_QUOTED PASSAGE_.

———

Single by CeeLo Green featuring Melanie Fiona

from the album The Lady Killer
- Released: March 8, 2011
- Recorded: 2010
- Genre: Soul
- Length: 3:45
- Label: Elektra
- Songwriters: Thomas Calloway; Jack Splash;
- Producer: Jack Splash

CeeLo Green singles chronology
| "It's OK" (2010) | "Fool for You" (2011) | "Bright Lights Bigger City" (2011) |

= Fool for You =

"Fool for You" is a song by American soul singer CeeLo Green from his third studio album, The Lady Killer. The song was solicited to radio as the album's third single on March 8, 2011. The single version of the track features guest vocals from Canadian singer Melanie Fiona; the album version, however, features vocals from American singer Philip Bailey. No music video was released for the song.

At the 54th Grammy Awards, "Fool for You" won in two categories: Best Traditional R&B Performance and Best R&B Song.

==Background==
Green first premiered the new version of "Fool for You", featuring vocals from Fiona, by making it available as a free download via his official Facebook page. The song was released as a digital download and a CD single, with both releases featuring the song "Bridges", previously only available as an Amazon MP3 digital download.
A demo was originally done by Jamie Foxx for his album Best Night of My Life but was given to Cee-Lo instead.

———

_ENTRIES PROVIDED_.
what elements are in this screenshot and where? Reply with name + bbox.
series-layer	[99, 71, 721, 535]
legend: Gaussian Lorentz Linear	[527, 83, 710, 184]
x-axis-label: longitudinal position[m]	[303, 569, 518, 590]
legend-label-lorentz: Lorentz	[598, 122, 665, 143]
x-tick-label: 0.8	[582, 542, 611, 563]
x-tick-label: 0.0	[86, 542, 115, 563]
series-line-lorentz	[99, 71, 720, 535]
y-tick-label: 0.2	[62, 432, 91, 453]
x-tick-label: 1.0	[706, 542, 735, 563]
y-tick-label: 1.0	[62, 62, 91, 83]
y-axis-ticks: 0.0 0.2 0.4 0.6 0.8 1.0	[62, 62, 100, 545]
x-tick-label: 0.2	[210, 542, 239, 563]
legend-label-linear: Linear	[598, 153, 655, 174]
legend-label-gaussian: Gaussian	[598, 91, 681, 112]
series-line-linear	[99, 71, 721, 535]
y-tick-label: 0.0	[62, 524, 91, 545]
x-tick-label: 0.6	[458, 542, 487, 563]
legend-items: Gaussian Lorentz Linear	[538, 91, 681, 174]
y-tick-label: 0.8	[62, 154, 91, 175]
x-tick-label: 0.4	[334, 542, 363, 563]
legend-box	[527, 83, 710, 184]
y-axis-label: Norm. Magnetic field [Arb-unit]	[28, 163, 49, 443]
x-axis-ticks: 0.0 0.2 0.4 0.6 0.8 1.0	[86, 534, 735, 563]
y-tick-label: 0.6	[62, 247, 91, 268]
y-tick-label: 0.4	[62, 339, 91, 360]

———

_PROMPT 1_. Summarize the article on "Fool for You" in two sentences.
_PROMPT 2_. From the article on "Fool for You," write out the part that opens with the words containing "At the 54th" and closes with "MP3 digital download.".
_PROMPT 3_. According to the article on "Fool for You," how does the single version of the song differ from the album version? Answer in one or two sentences.
These entries have nothing to do with the article on "Fool for You."

_ANSWER 1_. "Fool for You" is a song by American soul singer CeeLo Green from his third studio album, The Lady Killer, sent to radio as the album's third single on March 8, 2011, with Melanie Fiona on the single version and Philip Bailey on the album version. It won Best Traditional R&B Performance and Best R&B Song at the 54th Grammy Awards.

_ANSWER 2_.
At the 54th Grammy Awards, "Fool for You" won in two categories: Best Traditional R&B Performance and Best R&B Song.

==Background==
Green first premiered the new version of "Fool for You", featuring vocals from Fiona, by making it available as a free download via his official Facebook page. The song was released as a digital download and a CD single, with both releases featuring the song "Bridges", previously only available as an Amazon MP3 digital download.

_ANSWER 3_. The single version features guest vocals from Canadian singer Melanie Fiona. The album version instead features vocals from American singer Philip Bailey.